REQUIREMENTS |
From the listing below, pull out the lines that hold "https".

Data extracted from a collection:
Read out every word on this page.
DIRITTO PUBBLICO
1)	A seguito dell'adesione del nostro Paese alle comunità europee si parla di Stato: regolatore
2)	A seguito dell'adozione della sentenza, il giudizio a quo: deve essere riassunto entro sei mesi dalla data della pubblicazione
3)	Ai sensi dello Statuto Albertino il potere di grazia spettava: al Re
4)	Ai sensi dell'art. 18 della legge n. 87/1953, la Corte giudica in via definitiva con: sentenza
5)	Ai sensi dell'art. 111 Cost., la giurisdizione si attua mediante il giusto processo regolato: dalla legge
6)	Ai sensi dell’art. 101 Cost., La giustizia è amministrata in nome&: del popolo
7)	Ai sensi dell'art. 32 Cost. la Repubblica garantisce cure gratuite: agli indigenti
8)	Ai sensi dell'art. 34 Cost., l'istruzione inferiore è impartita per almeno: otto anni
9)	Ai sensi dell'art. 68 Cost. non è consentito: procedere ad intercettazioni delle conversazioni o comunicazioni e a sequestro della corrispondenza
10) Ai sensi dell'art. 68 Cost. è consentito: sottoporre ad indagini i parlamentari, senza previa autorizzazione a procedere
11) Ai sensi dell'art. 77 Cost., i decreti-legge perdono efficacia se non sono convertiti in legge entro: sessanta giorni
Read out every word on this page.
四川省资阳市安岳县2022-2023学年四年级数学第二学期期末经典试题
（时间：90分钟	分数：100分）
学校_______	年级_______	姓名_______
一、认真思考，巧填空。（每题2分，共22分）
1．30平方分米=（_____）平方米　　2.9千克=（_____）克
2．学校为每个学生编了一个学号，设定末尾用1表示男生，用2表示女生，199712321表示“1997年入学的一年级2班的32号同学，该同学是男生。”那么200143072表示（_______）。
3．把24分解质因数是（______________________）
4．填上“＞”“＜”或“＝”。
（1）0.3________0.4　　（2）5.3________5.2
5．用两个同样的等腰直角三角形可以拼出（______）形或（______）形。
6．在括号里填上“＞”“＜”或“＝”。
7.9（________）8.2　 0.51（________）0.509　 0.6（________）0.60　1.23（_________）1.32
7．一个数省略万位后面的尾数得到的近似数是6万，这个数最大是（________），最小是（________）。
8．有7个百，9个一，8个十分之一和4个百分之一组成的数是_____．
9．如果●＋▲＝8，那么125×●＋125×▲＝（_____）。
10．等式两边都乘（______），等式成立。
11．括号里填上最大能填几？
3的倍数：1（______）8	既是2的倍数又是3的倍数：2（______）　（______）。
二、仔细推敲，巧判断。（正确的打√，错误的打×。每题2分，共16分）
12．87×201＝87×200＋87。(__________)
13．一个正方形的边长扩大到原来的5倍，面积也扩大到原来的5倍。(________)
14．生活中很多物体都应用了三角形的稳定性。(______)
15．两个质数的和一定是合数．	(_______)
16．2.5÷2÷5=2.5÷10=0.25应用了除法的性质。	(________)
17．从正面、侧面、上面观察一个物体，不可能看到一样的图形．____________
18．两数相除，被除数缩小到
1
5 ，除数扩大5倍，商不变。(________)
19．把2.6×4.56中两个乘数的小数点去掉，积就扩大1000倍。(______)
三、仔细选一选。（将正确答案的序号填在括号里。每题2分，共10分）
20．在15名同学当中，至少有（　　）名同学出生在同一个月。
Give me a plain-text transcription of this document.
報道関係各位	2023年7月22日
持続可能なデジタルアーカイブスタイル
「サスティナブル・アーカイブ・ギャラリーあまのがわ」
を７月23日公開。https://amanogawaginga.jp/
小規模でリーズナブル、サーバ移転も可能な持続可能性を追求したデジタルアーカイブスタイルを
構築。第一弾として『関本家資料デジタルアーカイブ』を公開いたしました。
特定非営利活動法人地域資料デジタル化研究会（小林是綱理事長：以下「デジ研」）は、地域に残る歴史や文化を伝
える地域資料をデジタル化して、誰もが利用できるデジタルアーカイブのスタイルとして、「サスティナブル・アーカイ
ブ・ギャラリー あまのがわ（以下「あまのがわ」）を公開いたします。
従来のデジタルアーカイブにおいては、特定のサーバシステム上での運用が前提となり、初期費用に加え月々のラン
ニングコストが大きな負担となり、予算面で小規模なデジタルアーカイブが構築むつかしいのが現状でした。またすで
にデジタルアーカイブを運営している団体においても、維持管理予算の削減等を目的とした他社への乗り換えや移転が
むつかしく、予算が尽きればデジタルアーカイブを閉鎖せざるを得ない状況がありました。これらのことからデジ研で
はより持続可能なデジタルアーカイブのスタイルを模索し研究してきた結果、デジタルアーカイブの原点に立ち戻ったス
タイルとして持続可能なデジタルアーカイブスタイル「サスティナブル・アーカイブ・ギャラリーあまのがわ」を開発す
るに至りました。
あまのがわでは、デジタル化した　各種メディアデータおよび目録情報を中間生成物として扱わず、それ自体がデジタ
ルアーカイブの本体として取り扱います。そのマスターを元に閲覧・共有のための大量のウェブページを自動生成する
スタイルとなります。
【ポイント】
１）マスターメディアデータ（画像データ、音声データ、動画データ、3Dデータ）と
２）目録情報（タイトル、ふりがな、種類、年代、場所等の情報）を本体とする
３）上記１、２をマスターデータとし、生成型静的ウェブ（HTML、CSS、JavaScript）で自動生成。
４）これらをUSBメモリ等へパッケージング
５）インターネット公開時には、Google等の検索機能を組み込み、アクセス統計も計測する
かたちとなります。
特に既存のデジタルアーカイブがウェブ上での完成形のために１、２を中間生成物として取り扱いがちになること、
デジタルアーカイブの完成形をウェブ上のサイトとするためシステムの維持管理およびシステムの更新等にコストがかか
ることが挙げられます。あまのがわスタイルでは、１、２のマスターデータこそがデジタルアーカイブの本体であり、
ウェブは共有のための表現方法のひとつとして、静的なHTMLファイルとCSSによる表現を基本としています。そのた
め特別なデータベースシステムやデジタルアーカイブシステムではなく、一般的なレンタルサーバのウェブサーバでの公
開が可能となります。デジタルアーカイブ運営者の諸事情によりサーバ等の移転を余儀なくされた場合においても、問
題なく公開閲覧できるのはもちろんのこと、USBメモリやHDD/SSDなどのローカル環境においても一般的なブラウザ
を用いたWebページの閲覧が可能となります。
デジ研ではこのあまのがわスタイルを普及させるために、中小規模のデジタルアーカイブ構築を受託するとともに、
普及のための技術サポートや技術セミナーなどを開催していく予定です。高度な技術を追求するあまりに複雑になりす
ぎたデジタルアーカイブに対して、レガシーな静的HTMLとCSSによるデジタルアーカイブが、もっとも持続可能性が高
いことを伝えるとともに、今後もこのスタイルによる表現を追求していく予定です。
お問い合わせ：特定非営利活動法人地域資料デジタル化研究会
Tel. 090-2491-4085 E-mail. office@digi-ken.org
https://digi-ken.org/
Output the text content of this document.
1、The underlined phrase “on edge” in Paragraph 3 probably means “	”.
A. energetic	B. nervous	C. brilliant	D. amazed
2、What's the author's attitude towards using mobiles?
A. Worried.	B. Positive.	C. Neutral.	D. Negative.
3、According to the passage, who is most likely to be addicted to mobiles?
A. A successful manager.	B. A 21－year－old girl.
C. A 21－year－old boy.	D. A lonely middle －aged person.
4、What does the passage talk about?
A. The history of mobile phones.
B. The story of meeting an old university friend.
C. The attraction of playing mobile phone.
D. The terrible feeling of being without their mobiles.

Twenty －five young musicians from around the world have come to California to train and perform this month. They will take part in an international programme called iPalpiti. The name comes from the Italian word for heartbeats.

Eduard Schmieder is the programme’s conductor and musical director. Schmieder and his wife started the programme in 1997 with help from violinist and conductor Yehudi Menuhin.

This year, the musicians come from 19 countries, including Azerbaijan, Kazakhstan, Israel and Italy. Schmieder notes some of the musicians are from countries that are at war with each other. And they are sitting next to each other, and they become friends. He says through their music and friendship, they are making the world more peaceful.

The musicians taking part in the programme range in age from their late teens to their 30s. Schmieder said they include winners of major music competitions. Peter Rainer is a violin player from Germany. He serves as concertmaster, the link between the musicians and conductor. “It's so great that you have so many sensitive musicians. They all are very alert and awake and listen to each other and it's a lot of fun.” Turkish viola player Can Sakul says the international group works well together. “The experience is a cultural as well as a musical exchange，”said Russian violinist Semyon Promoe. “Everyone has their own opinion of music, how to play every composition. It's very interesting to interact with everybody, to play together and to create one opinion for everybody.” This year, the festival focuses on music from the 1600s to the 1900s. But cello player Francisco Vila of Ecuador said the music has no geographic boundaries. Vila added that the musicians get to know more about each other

OUTPUT OF THE EXERCISE |
を７月23日公開。https://amanogawaginga.jp/
https://digi-ken.org/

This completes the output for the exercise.